>>>

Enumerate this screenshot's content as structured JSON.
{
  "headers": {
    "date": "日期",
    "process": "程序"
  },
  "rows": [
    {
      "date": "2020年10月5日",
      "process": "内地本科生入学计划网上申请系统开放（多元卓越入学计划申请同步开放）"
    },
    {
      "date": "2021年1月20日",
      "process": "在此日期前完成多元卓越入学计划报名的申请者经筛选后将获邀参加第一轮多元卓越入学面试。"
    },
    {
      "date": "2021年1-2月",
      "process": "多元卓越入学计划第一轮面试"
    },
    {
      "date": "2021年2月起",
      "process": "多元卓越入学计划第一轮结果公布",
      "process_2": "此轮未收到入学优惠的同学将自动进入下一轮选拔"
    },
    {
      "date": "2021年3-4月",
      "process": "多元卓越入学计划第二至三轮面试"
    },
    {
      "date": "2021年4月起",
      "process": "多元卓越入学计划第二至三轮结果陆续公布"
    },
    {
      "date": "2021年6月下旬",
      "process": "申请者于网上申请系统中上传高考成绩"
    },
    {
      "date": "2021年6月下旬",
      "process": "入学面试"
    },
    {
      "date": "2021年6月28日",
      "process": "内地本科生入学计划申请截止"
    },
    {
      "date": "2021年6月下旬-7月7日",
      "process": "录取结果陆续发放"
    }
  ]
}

<<<

= AIM =
Copy down the material exactly as written.

= RESULT OF THIS EXERCISE =
Enumerate this screenshot's content as structured JSON.
{
  "headers": {
    "date": "日期",
    "process": "程序"
  },
  "rows": [
    {
      "date": "2020年10月5日",
      "process": "内地本科生入学计划网上申请系统开放（多元卓越入学计划申请同步开放）"
    },
    {
      "date": "2021年1月20日",
      "process": "在此日期前完成多元卓越入学计划报名的申请者经筛选后将获邀参加第一轮多元卓越入学面试。"
    },
    {
      "date": "2021年1-2月",
      "process": "多元卓越入学计划第一轮面试"
    },
    {
      "date": "2021年2月起",
      "process": "多元卓越入学计划第一轮结果公布",
      "process_2": "此轮未收到入学优惠的同学将自动进入下一轮选拔"
    },
    {
      "date": "2021年3-4月",
      "process": "多元卓越入学计划第二至三轮面试"
    },
    {
      "date": "2021年4月起",
      "process": "多元卓越入学计划第二至三轮结果陆续公布"
    },
    {
      "date": "2021年6月下旬",
      "process": "申请者于网上申请系统中上传高考成绩"
    },
    {
      "date": "2021年6月下旬",
      "process": "入学面试"
    },
    {
      "date": "2021年6月28日",
      "process": "内地本科生入学计划申请截止"
    },
    {
      "date": "2021年6月下旬-7月7日",
      "process": "录取结果陆续发放"
    }
  ]
}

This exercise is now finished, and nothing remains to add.